* Job:
Do any lines in the data below contain "gitlab"? If so, copy every one of them.

* Dataset entries:
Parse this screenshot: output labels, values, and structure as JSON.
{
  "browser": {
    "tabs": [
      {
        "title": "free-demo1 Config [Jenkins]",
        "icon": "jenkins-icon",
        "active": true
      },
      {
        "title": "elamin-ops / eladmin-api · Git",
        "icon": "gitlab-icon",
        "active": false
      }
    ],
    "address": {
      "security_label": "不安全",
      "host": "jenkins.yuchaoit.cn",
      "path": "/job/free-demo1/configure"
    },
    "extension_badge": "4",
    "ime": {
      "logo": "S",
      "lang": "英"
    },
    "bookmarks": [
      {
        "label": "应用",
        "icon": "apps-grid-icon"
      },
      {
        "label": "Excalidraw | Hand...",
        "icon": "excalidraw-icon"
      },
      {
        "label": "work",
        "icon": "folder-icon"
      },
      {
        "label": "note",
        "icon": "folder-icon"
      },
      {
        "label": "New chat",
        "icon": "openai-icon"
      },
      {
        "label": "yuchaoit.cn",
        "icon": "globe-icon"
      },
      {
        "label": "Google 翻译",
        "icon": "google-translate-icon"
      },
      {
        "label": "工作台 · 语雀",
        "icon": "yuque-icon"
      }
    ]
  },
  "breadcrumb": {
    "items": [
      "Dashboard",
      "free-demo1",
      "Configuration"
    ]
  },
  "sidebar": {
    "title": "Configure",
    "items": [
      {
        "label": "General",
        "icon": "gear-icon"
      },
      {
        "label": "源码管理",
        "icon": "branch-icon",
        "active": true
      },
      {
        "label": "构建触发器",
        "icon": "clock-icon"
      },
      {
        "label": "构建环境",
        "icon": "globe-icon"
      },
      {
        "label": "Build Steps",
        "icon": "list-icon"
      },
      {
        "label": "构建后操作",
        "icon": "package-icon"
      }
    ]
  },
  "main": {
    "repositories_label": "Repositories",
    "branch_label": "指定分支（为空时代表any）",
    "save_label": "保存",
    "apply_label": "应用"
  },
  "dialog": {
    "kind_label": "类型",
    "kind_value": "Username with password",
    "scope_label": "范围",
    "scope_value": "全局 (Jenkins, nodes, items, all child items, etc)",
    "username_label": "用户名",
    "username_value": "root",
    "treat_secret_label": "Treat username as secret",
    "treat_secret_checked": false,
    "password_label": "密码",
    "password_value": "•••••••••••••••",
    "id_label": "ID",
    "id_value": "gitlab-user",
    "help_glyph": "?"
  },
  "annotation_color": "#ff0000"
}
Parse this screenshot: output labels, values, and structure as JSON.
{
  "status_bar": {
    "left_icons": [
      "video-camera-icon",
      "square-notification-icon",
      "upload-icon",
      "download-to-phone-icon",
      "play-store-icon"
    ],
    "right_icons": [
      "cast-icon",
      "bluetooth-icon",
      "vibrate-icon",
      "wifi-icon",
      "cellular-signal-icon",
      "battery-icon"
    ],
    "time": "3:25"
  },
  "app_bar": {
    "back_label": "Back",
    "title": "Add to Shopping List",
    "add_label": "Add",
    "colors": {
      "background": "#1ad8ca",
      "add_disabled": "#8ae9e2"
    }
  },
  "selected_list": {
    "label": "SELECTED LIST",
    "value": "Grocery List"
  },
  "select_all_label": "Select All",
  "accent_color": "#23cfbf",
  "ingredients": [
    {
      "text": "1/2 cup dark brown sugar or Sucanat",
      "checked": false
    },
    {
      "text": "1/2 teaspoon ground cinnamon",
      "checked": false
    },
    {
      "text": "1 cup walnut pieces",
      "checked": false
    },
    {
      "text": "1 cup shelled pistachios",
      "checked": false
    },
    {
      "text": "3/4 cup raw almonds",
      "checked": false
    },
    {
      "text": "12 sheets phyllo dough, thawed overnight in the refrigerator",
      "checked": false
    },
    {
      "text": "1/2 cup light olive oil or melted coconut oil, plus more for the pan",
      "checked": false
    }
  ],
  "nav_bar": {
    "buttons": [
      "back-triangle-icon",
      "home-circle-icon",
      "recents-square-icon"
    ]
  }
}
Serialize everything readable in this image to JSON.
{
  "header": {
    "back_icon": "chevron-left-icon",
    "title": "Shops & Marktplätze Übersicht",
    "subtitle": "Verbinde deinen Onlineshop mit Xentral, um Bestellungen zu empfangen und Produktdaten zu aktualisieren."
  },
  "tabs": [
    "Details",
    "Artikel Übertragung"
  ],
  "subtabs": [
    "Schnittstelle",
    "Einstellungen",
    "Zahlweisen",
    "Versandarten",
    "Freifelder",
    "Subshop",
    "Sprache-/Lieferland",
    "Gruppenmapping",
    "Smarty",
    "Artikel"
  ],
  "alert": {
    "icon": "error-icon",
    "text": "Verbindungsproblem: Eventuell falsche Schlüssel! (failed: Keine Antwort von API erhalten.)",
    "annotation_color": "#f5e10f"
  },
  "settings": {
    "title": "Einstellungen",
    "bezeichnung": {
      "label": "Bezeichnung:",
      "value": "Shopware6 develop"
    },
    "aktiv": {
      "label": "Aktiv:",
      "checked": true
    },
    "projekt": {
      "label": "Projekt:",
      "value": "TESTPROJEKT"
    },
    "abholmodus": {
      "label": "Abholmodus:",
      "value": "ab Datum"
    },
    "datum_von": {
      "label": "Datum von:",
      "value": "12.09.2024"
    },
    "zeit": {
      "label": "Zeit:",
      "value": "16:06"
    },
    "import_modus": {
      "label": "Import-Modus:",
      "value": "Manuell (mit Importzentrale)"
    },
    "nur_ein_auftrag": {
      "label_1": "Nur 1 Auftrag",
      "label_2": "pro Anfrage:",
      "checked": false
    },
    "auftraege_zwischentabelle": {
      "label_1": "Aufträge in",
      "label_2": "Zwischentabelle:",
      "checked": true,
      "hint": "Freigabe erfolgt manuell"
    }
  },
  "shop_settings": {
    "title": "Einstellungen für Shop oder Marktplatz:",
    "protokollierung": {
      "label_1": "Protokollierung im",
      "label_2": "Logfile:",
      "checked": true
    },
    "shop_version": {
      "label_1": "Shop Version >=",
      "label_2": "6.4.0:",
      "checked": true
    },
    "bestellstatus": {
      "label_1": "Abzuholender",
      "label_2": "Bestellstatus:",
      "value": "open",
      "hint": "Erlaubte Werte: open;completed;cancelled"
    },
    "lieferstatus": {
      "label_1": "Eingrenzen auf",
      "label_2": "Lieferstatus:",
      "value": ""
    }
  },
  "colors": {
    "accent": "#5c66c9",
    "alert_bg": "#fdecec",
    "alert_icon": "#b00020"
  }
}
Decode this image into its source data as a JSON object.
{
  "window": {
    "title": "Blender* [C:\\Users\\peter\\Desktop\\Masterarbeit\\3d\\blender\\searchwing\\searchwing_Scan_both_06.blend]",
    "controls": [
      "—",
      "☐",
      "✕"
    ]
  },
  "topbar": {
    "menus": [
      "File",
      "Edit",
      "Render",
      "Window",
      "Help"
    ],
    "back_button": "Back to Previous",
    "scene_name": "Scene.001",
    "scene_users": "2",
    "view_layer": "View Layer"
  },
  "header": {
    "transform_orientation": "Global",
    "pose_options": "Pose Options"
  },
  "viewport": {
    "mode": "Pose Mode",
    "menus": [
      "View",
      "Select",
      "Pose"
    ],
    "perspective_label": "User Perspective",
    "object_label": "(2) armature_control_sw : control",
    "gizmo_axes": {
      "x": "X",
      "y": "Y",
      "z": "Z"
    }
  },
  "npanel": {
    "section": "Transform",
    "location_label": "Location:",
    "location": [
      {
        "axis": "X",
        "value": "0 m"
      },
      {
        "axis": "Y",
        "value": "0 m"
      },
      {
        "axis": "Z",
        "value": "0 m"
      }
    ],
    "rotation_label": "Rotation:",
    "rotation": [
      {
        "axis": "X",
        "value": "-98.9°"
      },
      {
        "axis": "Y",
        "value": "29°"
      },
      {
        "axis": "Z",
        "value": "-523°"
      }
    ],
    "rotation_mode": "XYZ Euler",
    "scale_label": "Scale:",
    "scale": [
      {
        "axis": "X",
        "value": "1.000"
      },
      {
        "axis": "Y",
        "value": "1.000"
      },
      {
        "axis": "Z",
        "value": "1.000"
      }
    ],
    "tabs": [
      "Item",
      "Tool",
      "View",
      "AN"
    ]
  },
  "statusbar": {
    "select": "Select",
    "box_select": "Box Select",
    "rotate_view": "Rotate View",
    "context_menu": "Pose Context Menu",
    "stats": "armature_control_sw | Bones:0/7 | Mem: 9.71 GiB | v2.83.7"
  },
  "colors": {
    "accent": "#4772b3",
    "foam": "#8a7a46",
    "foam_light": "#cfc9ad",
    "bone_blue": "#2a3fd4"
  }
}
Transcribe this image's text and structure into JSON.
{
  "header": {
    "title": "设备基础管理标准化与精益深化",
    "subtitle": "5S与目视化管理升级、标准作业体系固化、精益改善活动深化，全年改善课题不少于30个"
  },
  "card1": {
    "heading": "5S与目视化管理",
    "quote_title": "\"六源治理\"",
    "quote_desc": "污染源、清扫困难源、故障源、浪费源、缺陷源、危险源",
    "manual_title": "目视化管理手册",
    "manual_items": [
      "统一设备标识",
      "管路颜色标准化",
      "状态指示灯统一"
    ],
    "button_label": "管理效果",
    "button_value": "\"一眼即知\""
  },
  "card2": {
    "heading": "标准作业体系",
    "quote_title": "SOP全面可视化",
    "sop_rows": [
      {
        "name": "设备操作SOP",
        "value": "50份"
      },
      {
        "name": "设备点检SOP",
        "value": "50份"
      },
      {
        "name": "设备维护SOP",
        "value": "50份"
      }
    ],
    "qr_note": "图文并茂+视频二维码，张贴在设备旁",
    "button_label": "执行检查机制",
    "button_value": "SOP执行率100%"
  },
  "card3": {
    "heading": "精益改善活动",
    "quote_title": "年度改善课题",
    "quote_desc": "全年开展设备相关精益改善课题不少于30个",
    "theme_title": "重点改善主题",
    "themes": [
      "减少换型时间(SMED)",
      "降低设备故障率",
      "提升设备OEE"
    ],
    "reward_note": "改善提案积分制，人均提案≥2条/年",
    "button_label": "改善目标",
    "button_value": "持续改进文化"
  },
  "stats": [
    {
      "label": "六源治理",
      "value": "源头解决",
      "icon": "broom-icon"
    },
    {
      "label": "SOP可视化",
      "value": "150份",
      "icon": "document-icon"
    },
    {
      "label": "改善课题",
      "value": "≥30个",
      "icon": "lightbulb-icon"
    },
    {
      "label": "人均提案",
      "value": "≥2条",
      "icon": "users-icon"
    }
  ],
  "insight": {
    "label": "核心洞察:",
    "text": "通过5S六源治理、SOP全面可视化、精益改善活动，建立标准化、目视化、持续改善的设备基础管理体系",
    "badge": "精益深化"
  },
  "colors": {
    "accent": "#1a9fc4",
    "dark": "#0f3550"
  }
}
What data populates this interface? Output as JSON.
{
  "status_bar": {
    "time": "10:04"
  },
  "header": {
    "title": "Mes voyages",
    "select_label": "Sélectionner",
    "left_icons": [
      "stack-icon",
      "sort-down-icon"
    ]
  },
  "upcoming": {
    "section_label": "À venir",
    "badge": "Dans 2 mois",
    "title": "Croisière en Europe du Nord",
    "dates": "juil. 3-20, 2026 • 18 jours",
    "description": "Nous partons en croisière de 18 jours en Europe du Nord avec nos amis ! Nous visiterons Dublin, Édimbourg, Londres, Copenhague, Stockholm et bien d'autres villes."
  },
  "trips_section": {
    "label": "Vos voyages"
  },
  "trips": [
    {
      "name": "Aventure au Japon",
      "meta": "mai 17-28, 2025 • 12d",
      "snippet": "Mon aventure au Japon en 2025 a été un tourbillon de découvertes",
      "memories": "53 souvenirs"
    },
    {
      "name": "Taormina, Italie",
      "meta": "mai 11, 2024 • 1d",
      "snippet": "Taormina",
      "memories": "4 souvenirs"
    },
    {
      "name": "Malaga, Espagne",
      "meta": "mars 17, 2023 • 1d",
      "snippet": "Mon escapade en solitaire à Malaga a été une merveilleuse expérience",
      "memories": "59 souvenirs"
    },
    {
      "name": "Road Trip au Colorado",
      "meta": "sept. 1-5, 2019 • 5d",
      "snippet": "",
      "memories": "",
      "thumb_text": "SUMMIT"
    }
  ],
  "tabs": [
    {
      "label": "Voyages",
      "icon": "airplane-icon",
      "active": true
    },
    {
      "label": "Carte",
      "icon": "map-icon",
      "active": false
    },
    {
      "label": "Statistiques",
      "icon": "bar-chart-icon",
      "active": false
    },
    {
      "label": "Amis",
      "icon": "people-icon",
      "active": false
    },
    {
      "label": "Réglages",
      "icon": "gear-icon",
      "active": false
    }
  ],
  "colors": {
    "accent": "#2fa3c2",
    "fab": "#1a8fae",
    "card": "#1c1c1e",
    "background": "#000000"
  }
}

* Final result:
        "icon": "gitlab-icon",
    "id_value": "gitlab-user",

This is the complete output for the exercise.